+++ Dataset content +++

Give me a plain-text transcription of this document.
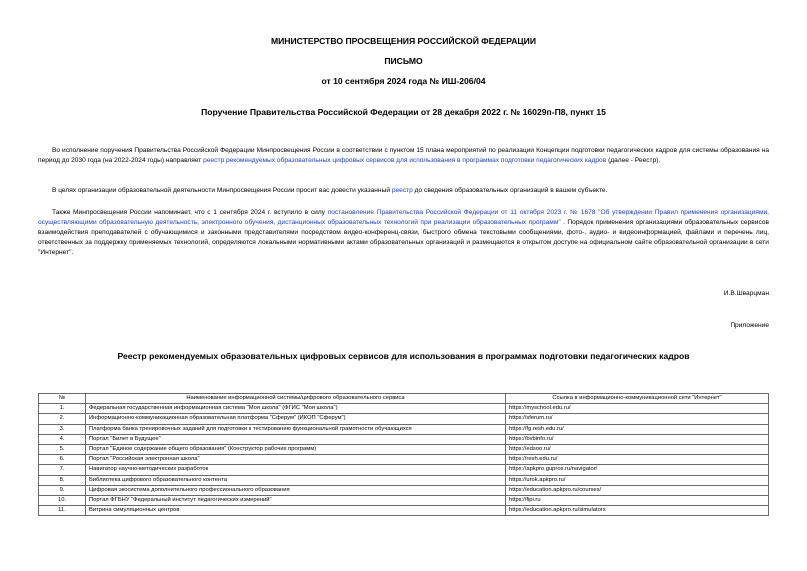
МИНИСТЕРСТВО ПРОСВЕЩЕНИЯ РОССИЙСКОЙ ФЕДЕРАЦИИ
ПИСЬМО
от 10 сентября 2024 года № ИШ-206/04
Поручение Правительства Российской Федерации от 28 декабря 2022 г. № 16029п-П8, пункт 15
Во исполнение поручения Правительства Российской Федерации Минпросвещения России в соответствии с пунктом 15 плана мероприятий по реализации Концепции подготовки педагогических кадров для системы образования на период до 2030 года (на 2022-2024 годы) направляет реестр рекомендуемых образовательных цифровых сервисов для использования в программах подготовки педагогических кадров (далее - Реестр).
В целях организации образовательной деятельности Минпросвещения России просит вас довести указанный реестр до сведения образовательных организаций в вашем субъекте.
Также Минпросвещения России напоминает, что с 1 сентября 2024 г. вступило в силу постановление Правительства Российской Федерации от 11 октября 2023 г. № 1678 "Об утверждении Правил применения организациями, осуществляющими образовательную деятельность, электронного обучения, дистанционных образовательных технологий при реализации образовательных программ" . Порядок применения организациями образовательных сервисов взаимодействия преподавателей с обучающимися и законными представителями посредством видео-конференц-связи, быстрого обмена текстовыми сообщениями, фото-, аудио- и видеоинформацией, файлами и перечень лиц, ответственных за поддержку применяемых технологий, определяются локальными нормативными актами образовательных организаций и размещаются в открытом доступе на официальном сайте образовательной организации в сети "Интернет".
И.В.Шварцман
Приложение
Реестр рекомендуемых образовательных цифровых сервисов для использования в программах подготовки педагогических кадров
№	Наименование информационной системы/цифрового образовательного сервиса	Ссылка в информационно-коммуникационной сети "Интернет"
1.	Федеральная государственная информационная система "Моя школа" (ФГИС "Моя школа")	https://myschool.edu.ru/
2.	Информационно-коммуникационная образовательная платформа "Сферум" (ИКОП "Сферум")	https://sferum.ru/
3.	Платформа банка тренировочных заданий для подготовки к тестированию функциональной грамотности обучающихся	https://fg.resh.edu.ru/
4.	Портал "Билет в Будущее"	https://bvbinfo.ru/
5.	Портал "Единое содержание общего образования" (Конструктор рабочих программ)	https://edsoo.ru/
6.	Портал "Российская электронная школа"	https://resh.edu.ru/
7.	Навигатор научно-методических разработок	https://apkpro.gupros.ru/navigator/
8.	Библиотека цифрового образовательного контента	https://urok.apkpro.ru/
9.	Цифровая экосистема дополнительного профессионального образования	https://education.apkpro.ru/courses/
10.	Портал ФГБНУ "Федеральный институт педагогических измерений"	https://fipi.ru
11.	Витрина симуляционных центров	https://education.apkpro.ru/simulators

+++

- Problem to work on -
Find every line above that contains the word "подготовки", and return each one.

- Full output -
Во исполнение поручения Правительства Российской Федерации Минпросвещения России в соответствии с пунктом 15 плана мероприятий по реализации Концепции подготовки педагогических кадров для системы образования на период до 2030 года (на 2022-2024 годы) направляет реестр рекомендуемых образовательных цифровых сервисов для использования в программах подготовки педагогических кадров (далее - Реестр).
Реестр рекомендуемых образовательных цифровых сервисов для использования в программах подготовки педагогических кадров
3.	Платформа банка тренировочных заданий для подготовки к тестированию функциональной грамотности обучающихся	https://fg.resh.edu.ru/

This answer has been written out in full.